[Figure content listings]

────────

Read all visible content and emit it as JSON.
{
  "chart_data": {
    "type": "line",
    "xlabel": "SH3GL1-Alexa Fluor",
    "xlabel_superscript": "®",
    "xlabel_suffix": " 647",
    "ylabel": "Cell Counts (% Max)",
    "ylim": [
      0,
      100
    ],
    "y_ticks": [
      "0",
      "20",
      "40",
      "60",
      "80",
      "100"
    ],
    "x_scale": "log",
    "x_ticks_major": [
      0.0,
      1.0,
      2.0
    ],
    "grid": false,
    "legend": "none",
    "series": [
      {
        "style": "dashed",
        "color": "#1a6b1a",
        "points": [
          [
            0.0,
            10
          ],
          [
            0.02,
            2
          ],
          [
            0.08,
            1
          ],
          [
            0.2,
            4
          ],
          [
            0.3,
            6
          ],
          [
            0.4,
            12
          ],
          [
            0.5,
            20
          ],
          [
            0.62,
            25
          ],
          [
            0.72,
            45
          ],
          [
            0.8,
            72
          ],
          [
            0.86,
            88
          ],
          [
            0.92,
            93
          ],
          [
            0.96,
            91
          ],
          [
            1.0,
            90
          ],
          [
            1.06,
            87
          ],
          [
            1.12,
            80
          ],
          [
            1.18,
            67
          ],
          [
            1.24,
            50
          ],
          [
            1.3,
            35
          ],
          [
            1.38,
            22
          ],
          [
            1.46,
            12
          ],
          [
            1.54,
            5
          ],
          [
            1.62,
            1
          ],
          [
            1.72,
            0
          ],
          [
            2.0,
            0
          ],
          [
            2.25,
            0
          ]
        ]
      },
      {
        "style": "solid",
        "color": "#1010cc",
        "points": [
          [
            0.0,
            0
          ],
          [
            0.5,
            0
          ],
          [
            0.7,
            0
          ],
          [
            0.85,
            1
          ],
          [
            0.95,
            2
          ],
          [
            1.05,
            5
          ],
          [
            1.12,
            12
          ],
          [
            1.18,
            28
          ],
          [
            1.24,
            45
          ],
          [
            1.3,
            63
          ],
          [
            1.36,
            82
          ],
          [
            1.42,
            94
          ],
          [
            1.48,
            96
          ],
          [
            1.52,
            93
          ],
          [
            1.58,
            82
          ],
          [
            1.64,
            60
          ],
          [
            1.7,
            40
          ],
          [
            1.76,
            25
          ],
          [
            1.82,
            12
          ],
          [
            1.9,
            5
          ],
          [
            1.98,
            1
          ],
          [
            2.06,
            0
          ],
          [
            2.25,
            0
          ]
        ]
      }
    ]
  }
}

────────

• **INSTRUCTION**
Copy the material above back out, exactly as written.

• **TASK ANSWER**
Read all visible content and emit it as JSON.
{
  "chart_data": {
    "type": "line",
    "xlabel": "SH3GL1-Alexa Fluor",
    "xlabel_superscript": "®",
    "xlabel_suffix": " 647",
    "ylabel": "Cell Counts (% Max)",
    "ylim": [
      0,
      100
    ],
    "y_ticks": [
      "0",
      "20",
      "40",
      "60",
      "80",
      "100"
    ],
    "x_scale": "log",
    "x_ticks_major": [
      0.0,
      1.0,
      2.0
    ],
    "grid": false,
    "legend": "none",
    "series": [
      {
        "style": "dashed",
        "color": "#1a6b1a",
        "points": [
          [
            0.0,
            10
          ],
          [
            0.02,
            2
          ],
          [
            0.08,
            1
          ],
          [
            0.2,
            4
          ],
          [
            0.3,
            6
          ],
          [
            0.4,
            12
          ],
          [
            0.5,
            20
          ],
          [
            0.62,
            25
          ],
          [
            0.72,
            45
          ],
          [
            0.8,
            72
          ],
          [
            0.86,
            88
          ],
          [
            0.92,
            93
          ],
          [
            0.96,
            91
          ],
          [
            1.0,
            90
          ],
          [
            1.06,
            87
          ],
          [
            1.12,
            80
          ],
          [
            1.18,
            67
          ],
          [
            1.24,
            50
          ],
          [
            1.3,
            35
          ],
          [
            1.38,
            22
          ],
          [
            1.46,
            12
          ],
          [
            1.54,
            5
          ],
          [
            1.62,
            1
          ],
          [
            1.72,
            0
          ],
          [
            2.0,
            0
          ],
          [
            2.25,
            0
          ]
        ]
      },
      {
        "style": "solid",
        "color": "#1010cc",
        "points": [
          [
            0.0,
            0
          ],
          [
            0.5,
            0
          ],
          [
            0.7,
            0
          ],
          [
            0.85,
            1
          ],
          [
            0.95,
            2
          ],
          [
            1.05,
            5
          ],
          [
            1.12,
            12
          ],
          [
            1.18,
            28
          ],
          [
            1.24,
            45
          ],
          [
            1.3,
            63
          ],
          [
            1.36,
            82
          ],
          [
            1.42,
            94
          ],
          [
            1.48,
            96
          ],
          [
            1.52,
            93
          ],
          [
            1.58,
            82
          ],
          [
            1.64,
            60
          ],
          [
            1.7,
            40
          ],
          [
            1.76,
            25
          ],
          [
            1.82,
            12
          ],
          [
            1.9,
            5
          ],
          [
            1.98,
            1
          ],
          [
            2.06,
            0
          ],
          [
            2.25,
            0
          ]
        ]
      }
    ]
  }
}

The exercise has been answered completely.